_Exercise objective_. Exclude the pictures, then quote exactly the lines from the one holding "Transcribe the text in this document." through the last line of the records.

# START OF Given data

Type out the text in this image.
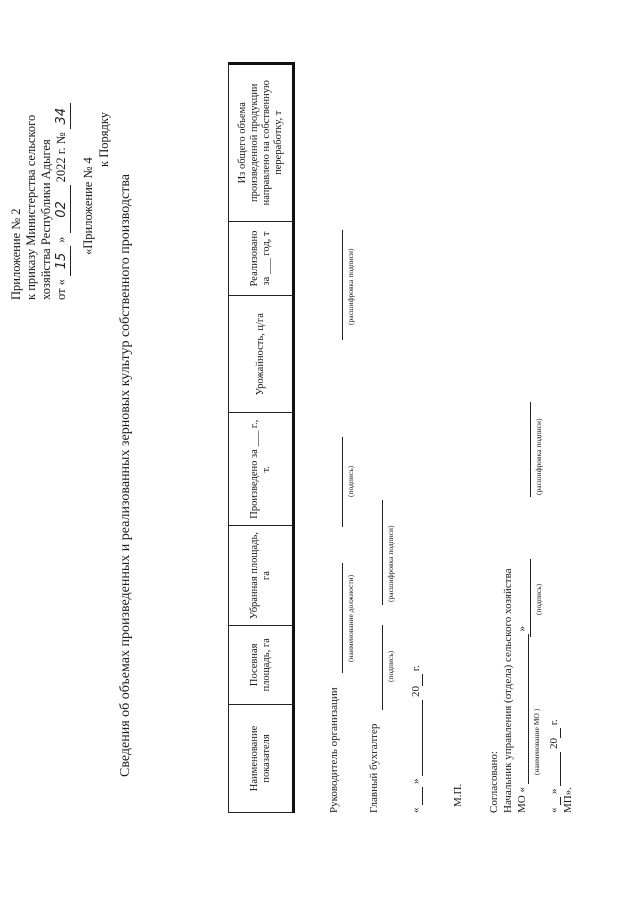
Приложение № 2 к приказу Министерства сельского хозяйства Республики Адыгея от « 15 » 02 2022 г. № 34
«Приложение № 4
к Порядку
Сведения об объемах произведенных и реализованных зерновых культур собственного производства	Наименование показателя	Посевная площадь, га	Убранная площадь, га	Произведено за ___ г., т.	Урожайность, ц/га	Реализовано за ___ год, т	Из общего объема произведенной продукции направлено на собственную переработку, т
Руководитель организации
(наименование должности)
(подпись)
(расшифровка подписи)
Главный бухгалтер
(подпись)
(расшифровка подписи)
«   »   20  г.
М.П. Согласовано: Начальник управления (отдела) сельского хозяйства МО «   »
(наименование МО )
(подпись)
(расшифровка подписи)
«   »   20  г.
МП».
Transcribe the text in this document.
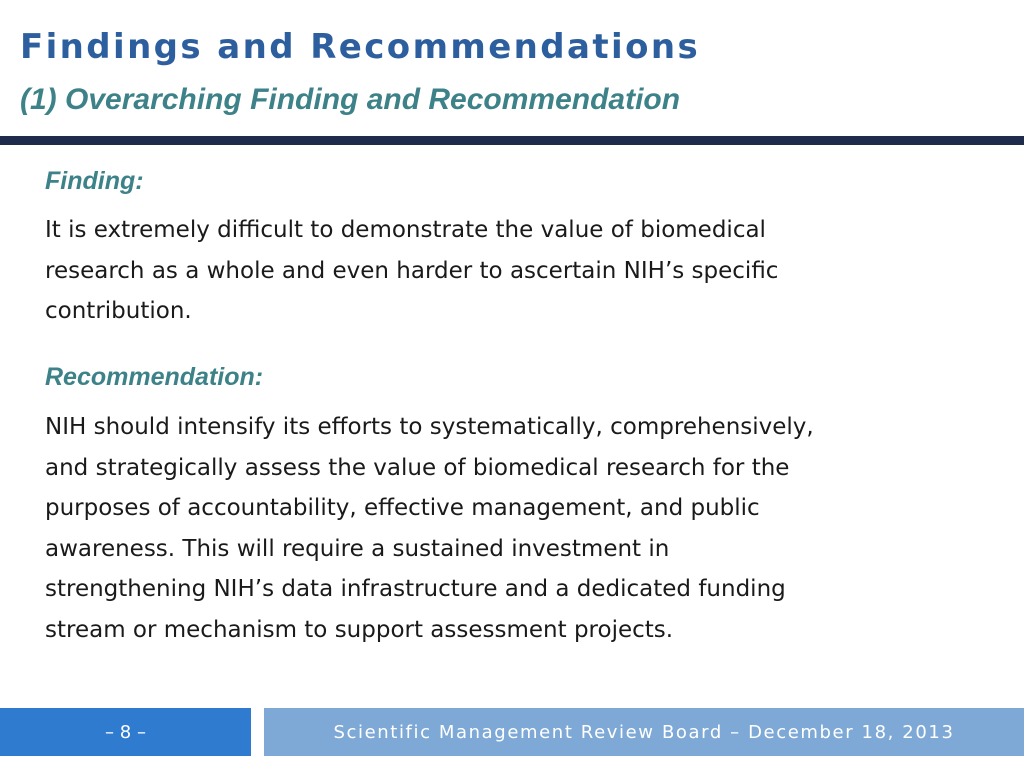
Findings and Recommendations
(1) Overarching Finding and Recommendation
Finding:
It is extremely difficult to demonstrate the value of biomedical
research as a whole and even harder to ascertain NIH’s specific
contribution.
Recommendation:
NIH should intensify its efforts to systematically, comprehensively,
and strategically assess the value of biomedical research for the
purposes of accountability, effective management, and public
awareness. This will require a sustained investment in
strengthening NIH’s data infrastructure and a dedicated funding
stream or mechanism to support assessment projects.
– 8 –	Scientific Management Review Board – December 18, 2013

# END OF Given data

_Full response_.
Transcribe the text in this document.
Findings and Recommendations
(1) Overarching Finding and Recommendation
Finding:
It is extremely difficult to demonstrate the value of biomedical
research as a whole and even harder to ascertain NIH’s specific
contribution.
Recommendation:
NIH should intensify its efforts to systematically, comprehensively,
and strategically assess the value of biomedical research for the
purposes of accountability, effective management, and public
awareness. This will require a sustained investment in
strengthening NIH’s data infrastructure and a dedicated funding
stream or mechanism to support assessment projects.
– 8 –	Scientific Management Review Board – December 18, 2013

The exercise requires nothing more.